- _EXERCISE PROMPT_
Rewrite the lines from the first one up to and including the line with "- mail-dropdown[interactable]: ▾: [374, 61, 382, 69]", replacing "bounding box" with "enclosing rectangle" and leaving everything else unchanged.

- _DATA IN THIS EXERCISE_
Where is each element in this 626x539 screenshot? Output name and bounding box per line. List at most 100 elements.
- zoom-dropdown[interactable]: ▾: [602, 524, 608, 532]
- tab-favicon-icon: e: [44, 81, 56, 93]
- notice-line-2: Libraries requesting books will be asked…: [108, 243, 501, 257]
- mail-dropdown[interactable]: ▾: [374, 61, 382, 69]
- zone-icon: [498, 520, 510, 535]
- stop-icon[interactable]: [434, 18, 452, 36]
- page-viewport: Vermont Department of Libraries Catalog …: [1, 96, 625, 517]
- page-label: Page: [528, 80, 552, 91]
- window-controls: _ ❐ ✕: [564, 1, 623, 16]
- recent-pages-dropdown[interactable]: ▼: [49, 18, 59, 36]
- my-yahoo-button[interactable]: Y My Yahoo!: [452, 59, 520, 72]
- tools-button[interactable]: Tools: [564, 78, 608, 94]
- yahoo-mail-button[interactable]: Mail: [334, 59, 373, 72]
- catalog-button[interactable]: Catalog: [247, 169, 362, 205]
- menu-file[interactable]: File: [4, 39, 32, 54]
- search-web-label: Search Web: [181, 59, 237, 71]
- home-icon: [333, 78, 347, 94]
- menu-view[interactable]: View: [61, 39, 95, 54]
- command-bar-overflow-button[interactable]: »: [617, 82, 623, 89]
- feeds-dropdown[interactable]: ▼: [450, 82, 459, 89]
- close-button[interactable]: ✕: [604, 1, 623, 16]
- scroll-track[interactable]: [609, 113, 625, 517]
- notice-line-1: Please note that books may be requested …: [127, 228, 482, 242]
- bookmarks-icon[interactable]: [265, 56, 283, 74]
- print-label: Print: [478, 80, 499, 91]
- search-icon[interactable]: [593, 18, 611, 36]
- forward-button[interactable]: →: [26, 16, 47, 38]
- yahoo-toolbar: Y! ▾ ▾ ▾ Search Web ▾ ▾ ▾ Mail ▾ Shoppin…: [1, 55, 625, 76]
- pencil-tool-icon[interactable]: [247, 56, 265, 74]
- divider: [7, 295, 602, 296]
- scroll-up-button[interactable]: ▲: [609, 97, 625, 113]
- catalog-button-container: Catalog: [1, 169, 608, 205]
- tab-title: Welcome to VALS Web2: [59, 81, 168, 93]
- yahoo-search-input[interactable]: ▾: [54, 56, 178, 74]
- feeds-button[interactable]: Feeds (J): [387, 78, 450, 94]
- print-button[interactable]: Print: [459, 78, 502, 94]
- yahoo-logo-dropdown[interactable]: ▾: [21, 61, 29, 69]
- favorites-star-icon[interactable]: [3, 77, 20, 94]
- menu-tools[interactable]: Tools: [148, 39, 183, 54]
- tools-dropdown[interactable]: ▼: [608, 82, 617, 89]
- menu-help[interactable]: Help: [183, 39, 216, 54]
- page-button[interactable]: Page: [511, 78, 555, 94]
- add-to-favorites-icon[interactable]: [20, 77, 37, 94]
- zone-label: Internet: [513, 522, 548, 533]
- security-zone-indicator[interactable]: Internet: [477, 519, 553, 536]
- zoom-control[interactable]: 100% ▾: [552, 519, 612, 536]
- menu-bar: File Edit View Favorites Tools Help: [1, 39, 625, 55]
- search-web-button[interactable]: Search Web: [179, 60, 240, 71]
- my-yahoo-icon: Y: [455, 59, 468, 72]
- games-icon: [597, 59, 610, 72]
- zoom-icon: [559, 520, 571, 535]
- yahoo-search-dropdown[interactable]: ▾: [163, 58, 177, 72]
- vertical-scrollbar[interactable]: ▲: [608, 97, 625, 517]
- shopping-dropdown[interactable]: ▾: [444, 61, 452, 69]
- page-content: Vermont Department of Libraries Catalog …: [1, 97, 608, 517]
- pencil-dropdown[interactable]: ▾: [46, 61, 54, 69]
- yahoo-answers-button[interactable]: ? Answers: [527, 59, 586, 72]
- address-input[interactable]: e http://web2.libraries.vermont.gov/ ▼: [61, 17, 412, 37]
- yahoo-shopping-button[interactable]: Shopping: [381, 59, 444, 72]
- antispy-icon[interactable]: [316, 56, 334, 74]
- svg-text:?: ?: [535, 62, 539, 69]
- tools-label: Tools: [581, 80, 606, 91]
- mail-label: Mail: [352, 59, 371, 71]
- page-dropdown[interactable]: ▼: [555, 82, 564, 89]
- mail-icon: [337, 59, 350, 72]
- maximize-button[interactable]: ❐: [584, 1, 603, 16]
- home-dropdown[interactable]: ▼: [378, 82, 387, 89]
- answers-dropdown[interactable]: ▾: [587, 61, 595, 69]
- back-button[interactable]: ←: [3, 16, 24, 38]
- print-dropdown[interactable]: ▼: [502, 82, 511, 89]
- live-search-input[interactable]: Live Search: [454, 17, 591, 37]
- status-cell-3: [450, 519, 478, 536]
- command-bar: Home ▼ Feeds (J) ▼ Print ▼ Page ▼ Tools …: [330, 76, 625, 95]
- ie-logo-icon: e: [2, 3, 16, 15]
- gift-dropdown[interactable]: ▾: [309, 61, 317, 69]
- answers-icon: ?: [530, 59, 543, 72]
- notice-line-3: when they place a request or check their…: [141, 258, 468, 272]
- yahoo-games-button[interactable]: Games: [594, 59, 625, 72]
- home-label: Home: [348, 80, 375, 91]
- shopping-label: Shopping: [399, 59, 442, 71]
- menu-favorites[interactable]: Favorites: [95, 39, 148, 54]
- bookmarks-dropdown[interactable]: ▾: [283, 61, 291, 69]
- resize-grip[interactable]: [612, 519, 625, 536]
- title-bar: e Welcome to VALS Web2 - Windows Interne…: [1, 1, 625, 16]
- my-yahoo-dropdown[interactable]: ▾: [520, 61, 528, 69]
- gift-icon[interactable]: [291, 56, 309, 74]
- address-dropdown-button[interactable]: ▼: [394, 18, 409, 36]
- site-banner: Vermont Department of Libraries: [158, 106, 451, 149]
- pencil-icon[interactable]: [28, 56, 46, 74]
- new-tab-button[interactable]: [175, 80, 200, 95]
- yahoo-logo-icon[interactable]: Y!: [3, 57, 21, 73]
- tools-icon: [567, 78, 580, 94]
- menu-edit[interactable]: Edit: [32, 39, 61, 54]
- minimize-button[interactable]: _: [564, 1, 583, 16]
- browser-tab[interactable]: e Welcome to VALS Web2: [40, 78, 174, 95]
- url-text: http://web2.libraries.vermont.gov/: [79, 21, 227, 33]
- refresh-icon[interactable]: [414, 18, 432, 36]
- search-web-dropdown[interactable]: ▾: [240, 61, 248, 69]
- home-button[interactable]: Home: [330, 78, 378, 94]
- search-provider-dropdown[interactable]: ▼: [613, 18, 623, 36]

- _OUTPUT_
Where is each element in this 626x539 screenshot? Output name and enclosing rectangle per line. List at most 100 elements.
- zoom-dropdown[interactable]: ▾: [602, 524, 608, 532]
- tab-favicon-icon: e: [44, 81, 56, 93]
- notice-line-2: Libraries requesting books will be asked…: [108, 243, 501, 257]
- mail-dropdown[interactable]: ▾: [374, 61, 382, 69]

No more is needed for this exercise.